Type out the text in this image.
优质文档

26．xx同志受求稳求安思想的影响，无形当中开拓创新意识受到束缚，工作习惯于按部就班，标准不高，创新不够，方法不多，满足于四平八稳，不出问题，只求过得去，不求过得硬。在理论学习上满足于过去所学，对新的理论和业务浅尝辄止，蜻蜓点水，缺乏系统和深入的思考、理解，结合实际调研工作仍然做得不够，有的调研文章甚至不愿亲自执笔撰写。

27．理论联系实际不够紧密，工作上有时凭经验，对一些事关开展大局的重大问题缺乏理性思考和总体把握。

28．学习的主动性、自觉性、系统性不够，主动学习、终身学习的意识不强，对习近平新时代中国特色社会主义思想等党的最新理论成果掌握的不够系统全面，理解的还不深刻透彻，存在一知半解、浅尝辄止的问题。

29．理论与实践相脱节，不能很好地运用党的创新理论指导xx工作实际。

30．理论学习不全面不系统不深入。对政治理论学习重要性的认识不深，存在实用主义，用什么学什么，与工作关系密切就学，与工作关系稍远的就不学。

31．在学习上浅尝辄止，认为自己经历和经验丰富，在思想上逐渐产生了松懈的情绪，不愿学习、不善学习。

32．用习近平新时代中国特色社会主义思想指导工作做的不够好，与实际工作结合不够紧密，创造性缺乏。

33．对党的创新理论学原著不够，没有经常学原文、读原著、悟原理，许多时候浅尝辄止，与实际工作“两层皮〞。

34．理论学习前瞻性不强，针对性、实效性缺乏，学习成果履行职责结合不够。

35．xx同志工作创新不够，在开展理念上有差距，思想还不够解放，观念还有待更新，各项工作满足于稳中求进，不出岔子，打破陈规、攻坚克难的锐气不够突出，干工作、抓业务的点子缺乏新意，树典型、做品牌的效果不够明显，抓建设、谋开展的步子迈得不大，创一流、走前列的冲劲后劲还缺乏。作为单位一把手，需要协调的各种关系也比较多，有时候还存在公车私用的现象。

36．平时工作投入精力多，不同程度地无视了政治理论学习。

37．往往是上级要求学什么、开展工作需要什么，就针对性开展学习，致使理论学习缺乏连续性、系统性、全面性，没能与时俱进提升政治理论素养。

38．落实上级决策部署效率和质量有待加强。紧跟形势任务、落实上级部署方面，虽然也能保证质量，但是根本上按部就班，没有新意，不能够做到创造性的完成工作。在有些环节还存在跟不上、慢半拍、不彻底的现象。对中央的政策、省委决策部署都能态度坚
^^^^
Take the listing above and set it down exactly.

**RESPONSE TO THE TASK**:
Type out the text in this image.
优质文档

26．xx同志受求稳求安思想的影响，无形当中开拓创新意识受到束缚，工作习惯于按部就班，标准不高，创新不够，方法不多，满足于四平八稳，不出问题，只求过得去，不求过得硬。在理论学习上满足于过去所学，对新的理论和业务浅尝辄止，蜻蜓点水，缺乏系统和深入的思考、理解，结合实际调研工作仍然做得不够，有的调研文章甚至不愿亲自执笔撰写。

27．理论联系实际不够紧密，工作上有时凭经验，对一些事关开展大局的重大问题缺乏理性思考和总体把握。

28．学习的主动性、自觉性、系统性不够，主动学习、终身学习的意识不强，对习近平新时代中国特色社会主义思想等党的最新理论成果掌握的不够系统全面，理解的还不深刻透彻，存在一知半解、浅尝辄止的问题。

29．理论与实践相脱节，不能很好地运用党的创新理论指导xx工作实际。

30．理论学习不全面不系统不深入。对政治理论学习重要性的认识不深，存在实用主义，用什么学什么，与工作关系密切就学，与工作关系稍远的就不学。

31．在学习上浅尝辄止，认为自己经历和经验丰富，在思想上逐渐产生了松懈的情绪，不愿学习、不善学习。

32．用习近平新时代中国特色社会主义思想指导工作做的不够好，与实际工作结合不够紧密，创造性缺乏。

33．对党的创新理论学原著不够，没有经常学原文、读原著、悟原理，许多时候浅尝辄止，与实际工作“两层皮〞。

34．理论学习前瞻性不强，针对性、实效性缺乏，学习成果履行职责结合不够。

35．xx同志工作创新不够，在开展理念上有差距，思想还不够解放，观念还有待更新，各项工作满足于稳中求进，不出岔子，打破陈规、攻坚克难的锐气不够突出，干工作、抓业务的点子缺乏新意，树典型、做品牌的效果不够明显，抓建设、谋开展的步子迈得不大，创一流、走前列的冲劲后劲还缺乏。作为单位一把手，需要协调的各种关系也比较多，有时候还存在公车私用的现象。

36．平时工作投入精力多，不同程度地无视了政治理论学习。

37．往往是上级要求学什么、开展工作需要什么，就针对性开展学习，致使理论学习缺乏连续性、系统性、全面性，没能与时俱进提升政治理论素养。

38．落实上级决策部署效率和质量有待加强。紧跟形势任务、落实上级部署方面，虽然也能保证质量，但是根本上按部就班，没有新意，不能够做到创造性的完成工作。在有些环节还存在跟不上、慢半拍、不彻底的现象。对中央的政策、省委决策部署都能态度坚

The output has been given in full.